### The exercise
Print the listing lines starting with the line that contains "row2-opt xyxy=(48,428,64,443)" and going on through the line that contains "bullet-1-text: To get", copying them exactly, and nothing else.

### Exercise material
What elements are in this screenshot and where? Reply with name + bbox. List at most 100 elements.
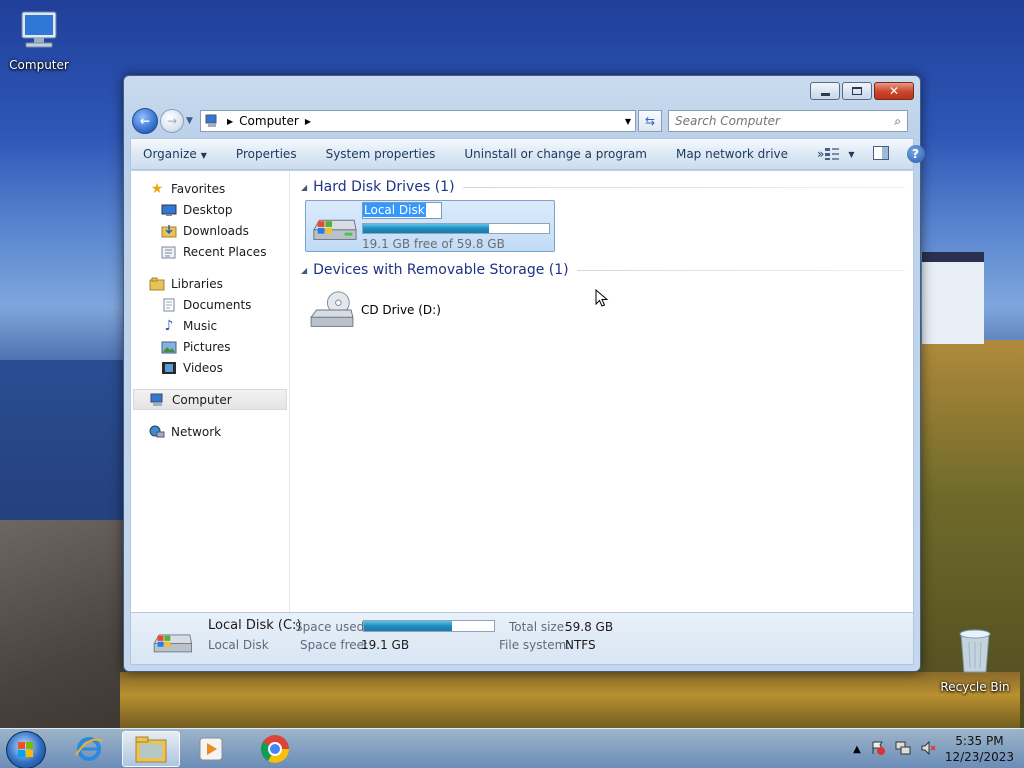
taskbar: ▲ 5:35 PM 12/23/2023 (0, 728, 1024, 768)
search-icon: ⌕ (894, 113, 901, 128)
nav-downloads[interactable]: Downloads (131, 220, 289, 241)
system-tray: ▲ 5:35 PM 12/23/2023 (853, 729, 1014, 768)
nav-recent-places-label: Recent Places (183, 244, 267, 259)
window-caption-buttons: ✕ (810, 82, 914, 100)
command-bar: Organize ▼ Properties System properties U… (130, 138, 925, 170)
nav-pictures[interactable]: Pictures (131, 336, 289, 357)
desktop-recycle-label: Recycle Bin (940, 680, 1010, 694)
show-hidden-icons-button[interactable]: ▲ (853, 744, 861, 755)
videos-icon (161, 360, 177, 376)
address-row: ← → ▼ ▶ Computer ▶ ▼ ⇆ ⌕ (132, 108, 912, 134)
details-pane: Local Disk (C:) Local Disk Space used: S… (130, 613, 914, 665)
nav-network[interactable]: Network (131, 421, 289, 442)
group-header-removable-storage[interactable]: ◢ Devices with Removable Storage (1) (301, 260, 913, 280)
desktop-wallpaper-sea (0, 360, 140, 540)
back-button[interactable]: ← (132, 108, 158, 134)
properties-button[interactable]: Properties (236, 147, 297, 161)
downloads-folder-icon (161, 223, 177, 239)
group-title-hdd: Hard Disk Drives (1) (313, 179, 455, 195)
nav-favorites[interactable]: ★ Favorites (131, 178, 289, 199)
details-file-system-label: File system: (499, 638, 571, 652)
cd-drive-tile[interactable]: CD Drive (D:) (307, 290, 913, 330)
documents-icon (161, 297, 177, 313)
minimize-button[interactable] (810, 82, 840, 100)
collapse-triangle-icon[interactable]: ◢ (301, 183, 307, 192)
nav-documents[interactable]: Documents (131, 294, 289, 315)
maximize-button[interactable] (842, 82, 872, 100)
details-capacity-bar (363, 620, 495, 632)
local-disk-free-text: 19.1 GB free of 59.8 GB (362, 236, 505, 251)
cd-drive-label: CD Drive (D:) (361, 303, 441, 317)
details-space-free-label: Space free: (300, 638, 369, 652)
nav-music[interactable]: ♪ Music (131, 315, 289, 336)
nav-downloads-label: Downloads (183, 223, 249, 238)
start-button[interactable] (6, 731, 46, 768)
capacity-used-fill (363, 223, 490, 233)
details-file-system-value: NTFS (565, 638, 596, 652)
nav-recent-places[interactable]: Recent Places (131, 241, 289, 262)
local-disk-tile[interactable]: Local Disk 19.1 GB free of 59.8 GB (305, 200, 609, 307)
maximize-icon (852, 87, 862, 95)
clock[interactable]: 5:35 PM 12/23/2023 (945, 733, 1014, 765)
organize-button[interactable]: Organize ▼ (143, 147, 207, 161)
breadcrumb-separator-icon[interactable]: ▶ (305, 117, 311, 126)
details-drive-name: Local Disk (C:) (208, 618, 302, 633)
nav-music-label: Music (183, 318, 218, 333)
forward-button[interactable]: → (160, 109, 184, 133)
map-network-drive-button[interactable]: Map network drive (676, 147, 788, 161)
rename-field[interactable]: Local Disk (362, 201, 442, 219)
breadcrumb-separator-icon[interactable]: ▶ (227, 117, 233, 126)
network-status-icon[interactable] (895, 740, 911, 759)
taskbar-internet-explorer[interactable] (60, 731, 118, 767)
nav-videos[interactable]: Videos (131, 357, 289, 378)
mouse-cursor-icon (595, 289, 609, 307)
nav-desktop[interactable]: Desktop (131, 199, 289, 220)
nav-computer[interactable]: Computer (133, 389, 287, 410)
view-options-icon (825, 148, 840, 160)
window-body: ★ Favorites Desktop Downloads Recent Pla… (130, 171, 914, 613)
collapse-triangle-icon[interactable]: ◢ (301, 266, 307, 275)
chrome-icon (261, 735, 289, 763)
desktop-recycle-bin[interactable]: Recycle Bin (938, 628, 1012, 694)
windows-logo-icon (18, 742, 33, 757)
taskbar-windows-explorer[interactable] (122, 731, 180, 767)
system-properties-button[interactable]: System properties (326, 147, 436, 161)
change-view-button[interactable]: ▼ (824, 147, 855, 161)
details-total-size-label: Total size: (509, 620, 569, 634)
preview-pane-button[interactable] (872, 145, 889, 163)
refresh-button[interactable]: ⇆ (638, 110, 662, 132)
address-dropdown-icon[interactable]: ▼ (625, 117, 631, 126)
details-total-size-value: 59.8 GB (565, 620, 614, 634)
search-input[interactable] (675, 114, 895, 128)
minimize-icon (820, 92, 830, 96)
more-commands-button[interactable]: » (817, 147, 824, 161)
nav-computer-label: Computer (172, 392, 232, 407)
chevron-down-icon: ▼ (848, 149, 855, 159)
breadcrumb-computer[interactable]: Computer (239, 114, 299, 128)
desktop-computer-icon[interactable]: Computer (2, 8, 76, 72)
taskbar-media-player[interactable] (182, 731, 240, 767)
nav-network-label: Network (171, 424, 222, 439)
pictures-icon (161, 339, 177, 355)
network-icon (149, 424, 165, 440)
group-header-hard-disk-drives[interactable]: ◢ Hard Disk Drives (1) (301, 177, 913, 197)
nav-libraries[interactable]: Libraries (131, 273, 289, 294)
recycle-bin-icon (959, 629, 991, 673)
recent-pages-dropdown[interactable]: ▼ (186, 116, 196, 126)
computer-icon (150, 392, 166, 408)
address-bar[interactable]: ▶ Computer ▶ ▼ (200, 110, 636, 132)
nav-libraries-label: Libraries (171, 276, 223, 291)
computer-small-icon (205, 114, 217, 127)
taskbar-chrome[interactable] (246, 731, 304, 767)
media-player-icon (199, 737, 223, 761)
close-button[interactable]: ✕ (874, 82, 914, 100)
nav-videos-label: Videos (183, 360, 223, 375)
help-button[interactable]: ? (906, 145, 925, 163)
refresh-icon: ⇆ (644, 114, 656, 128)
uninstall-program-button[interactable]: Uninstall or change a program (464, 147, 647, 161)
search-box[interactable]: ⌕ (668, 110, 908, 132)
nav-favorites-label: Favorites (171, 181, 226, 196)
action-center-icon[interactable] (870, 740, 886, 759)
nav-desktop-label: Desktop (183, 202, 233, 217)
volume-muted-icon[interactable] (920, 740, 936, 759)
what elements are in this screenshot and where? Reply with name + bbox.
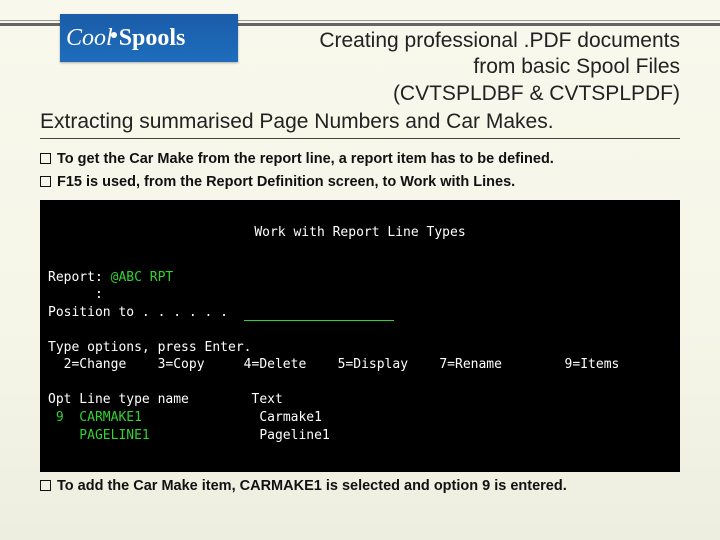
row2-opt xyxy=(48,428,64,443)
report-value: @ABC RPT xyxy=(111,270,174,285)
column-headers: Opt Line type name Text xyxy=(48,392,283,407)
report-label: Report: xyxy=(48,270,103,285)
bullet-1-text: To get the Car Make from the report line… xyxy=(57,151,554,167)
checkbox-icon xyxy=(40,153,51,164)
slide-title: Creating professional .PDF documents fro… xyxy=(40,28,680,107)
row1-name: CARMAKE1 xyxy=(64,410,142,425)
position-label: Position to . . . . . . xyxy=(48,305,228,320)
options-line: 2=Change 3=Copy 4=Delete 5=Display 7=Ren… xyxy=(48,357,619,372)
bullet-2: F15 is used, from the Report Definition … xyxy=(40,171,680,194)
title-line-2: from basic Spool Files xyxy=(40,54,680,80)
row2-name: PAGELINE1 xyxy=(64,428,150,443)
colon-line: : xyxy=(48,287,103,302)
terminal-title: Work with Report Line Types xyxy=(48,224,672,242)
footer-text: To add the Car Make item, CARMAKE1 is se… xyxy=(57,478,567,494)
footer-bullet: To add the Car Make item, CARMAKE1 is se… xyxy=(40,478,680,494)
checkbox-icon xyxy=(40,480,51,491)
bullet-1: To get the Car Make from the report line… xyxy=(40,148,680,171)
row2-text: Pageline1 xyxy=(259,428,329,443)
checkbox-icon xyxy=(40,176,51,187)
section-heading: Extracting summarised Page Numbers and C… xyxy=(40,110,680,134)
row1-text: Carmake1 xyxy=(259,410,322,425)
bullet-2-text: F15 is used, from the Report Definition … xyxy=(57,174,515,190)
title-line-3: (CVTSPLDBF & CVTSPLPDF) xyxy=(40,81,680,107)
row1-opt: 9 xyxy=(48,410,64,425)
instruction-line: Type options, press Enter. xyxy=(48,340,252,355)
heading-underline xyxy=(40,138,680,139)
position-input-underline xyxy=(244,308,394,321)
terminal-screenshot: Work with Report Line Types Report: @ABC… xyxy=(40,200,680,472)
bullet-list: To get the Car Make from the report line… xyxy=(40,148,680,194)
title-line-1: Creating professional .PDF documents xyxy=(40,28,680,54)
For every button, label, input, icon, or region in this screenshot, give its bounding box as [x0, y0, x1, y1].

### Solution to this exercise
row2-opt xyxy=(48,428,64,443)
report-value: @ABC RPT xyxy=(111,270,174,285)
column-headers: Opt Line type name Text xyxy=(48,392,283,407)
report-label: Report: xyxy=(48,270,103,285)
bullet-1-text: To get the Car Make from the report line… xyxy=(57,151,554,167)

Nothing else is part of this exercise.